Yazılı Görev 1 »
Yan ödemelere ilişkin metne göre şu ifadelerin her biri için evet ya da hayır deyiniz ve kararı belirleyen sözleri metinden tırnak içinde aktarınız: (a) Bir üniversite, asgari ücret artışını gerekçe göstererek 30 çalışanın görevine son vermiştir. (b) Yazar bu haberi akşam gazete okurken öğrenmiştir. (c) Hukukçulara göre, işverenin bir süredir düzenli olarak yaptığı yan ödemeler kazanılmış hak sayılmalıdır.
Yazılı Görev 2 »
Yan ödemelere ilişkin metni, son cümlesinden sonra sürdürünüz.

Seçilmiş Metin »
........

İŞÇİ ÇIKARTMA VE YAN ÖDEME BUHARLAŞTIRMA OPERASYONU BAŞLAMIŞ. Bu sabah haberleri dinlerken irkildim. Bir üniversitenin asgari ücret artışını neden göstererek 30 işçi çalışanın görevine son verdiğini ve yayıcı kuruluşa aynı gerekçe ile çalışanlara yapılan yan ödemelerde azaltma yapıldığına ilişkin bilgi geldiğini ifade etti program yapımcısı.
Bildiğiniz üzere çalışanlara işverenler tarafından yapılan bir takım yan ödemeler için ( eğer kurum sendikalı değilse ) ve de bahis konusu yan ödemeler işverenle yapılmış olan iş akdinde kayda geçmemiş ise ilk bakışta bu ödemelerin devamlı olarak yapılmasında kanuni bir zorunluluk bulunmuyor gibi görünmektedir. Dolayısı ile işveren bu ödemeleri yapmaktan vazgeçebileceği düşünülebilir. Ancak işveren söz konusu ödemeleri bir süredir muntazaman yapıyorsa bu işlemin akdin bir hükmü sayılarak kazanılmış hak olarak görülmesinin gerektiği hukukçular tarafından ifade edilmekte olup buna ilişkin içtihat kararlarının mevcut olduğu belirtilmektedir.

........

Veri Bölümü »
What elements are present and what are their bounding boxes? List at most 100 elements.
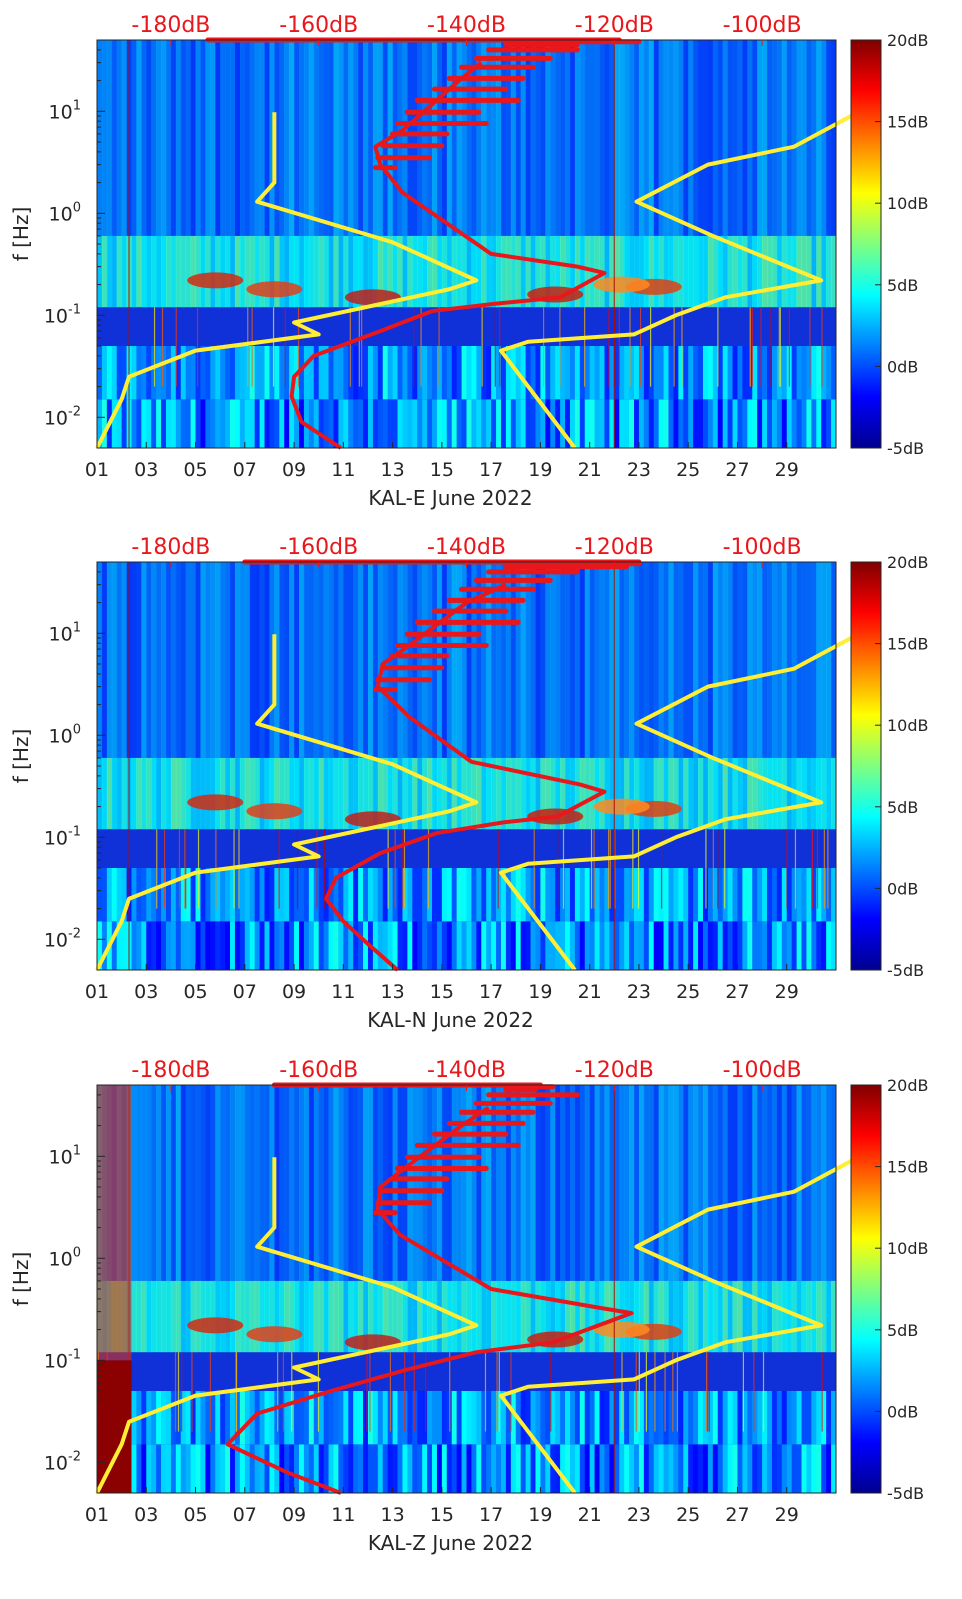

........

Yanıt 1 »
(a) Evet: "Bir üniversitenin asgari ücret artışını neden göstererek 30 işçi çalışanın görevine son verdiğini"
(b) Hayır: "Bu sabah haberleri dinlerken irkildim."
(c) Evet: "bu işlemin akdin bir hükmü sayılarak kazanılmış hak olarak görülmesinin gerektiği hukukçular tarafından ifade edilmekte"

Yanıt 2 »
Evet, hukuki yola başvurarak işverenden bu yan ödemelerin talep edilmesi ve alınması mümkün. Ancak bu konuda çalıştığı şirketi mahkemeye veren bir çalışanın da aynı işyerinde göreve devam etmesi imkân dâhilinde tabii ki değil. Kaşının üzerinde gözün var suçlaması ile iş akdinin feshedileceği gün gibi aşikâr. İşsizliğin bu boyutlarda devam ettiği bir ülkede ( tüm dünyada aynı sıkıntı mevcut ) şu veya bu nedenle iş akdinin feshine neden olabilecek bir girişimde bulunmanın pek akıllı işi sayılmayacağı da kabulü zorunlu olan bir gerçek. Bu durumda konuya ilişkin hak arayışını işten normal ayrılışınızın sonuna bırakmak yapılabilecek en düzgün hareket olacaktır.
Geçen haftaki yazımda, işverenlerin asgari ücret artışından kaynaklanan artımın maliyetini düşürebilmek için yan ödemelerden vazgeçebileceklerini / buharlaştırabileceklerini ve de çalışan miktarında azaltma yapma cihetine gidebileceklerini ifade etmiştim.
İnşallah bu salgın bizim sektörümüze bulaşmaz. Yine de bu not aklınızın bir köşesinde bulunsun.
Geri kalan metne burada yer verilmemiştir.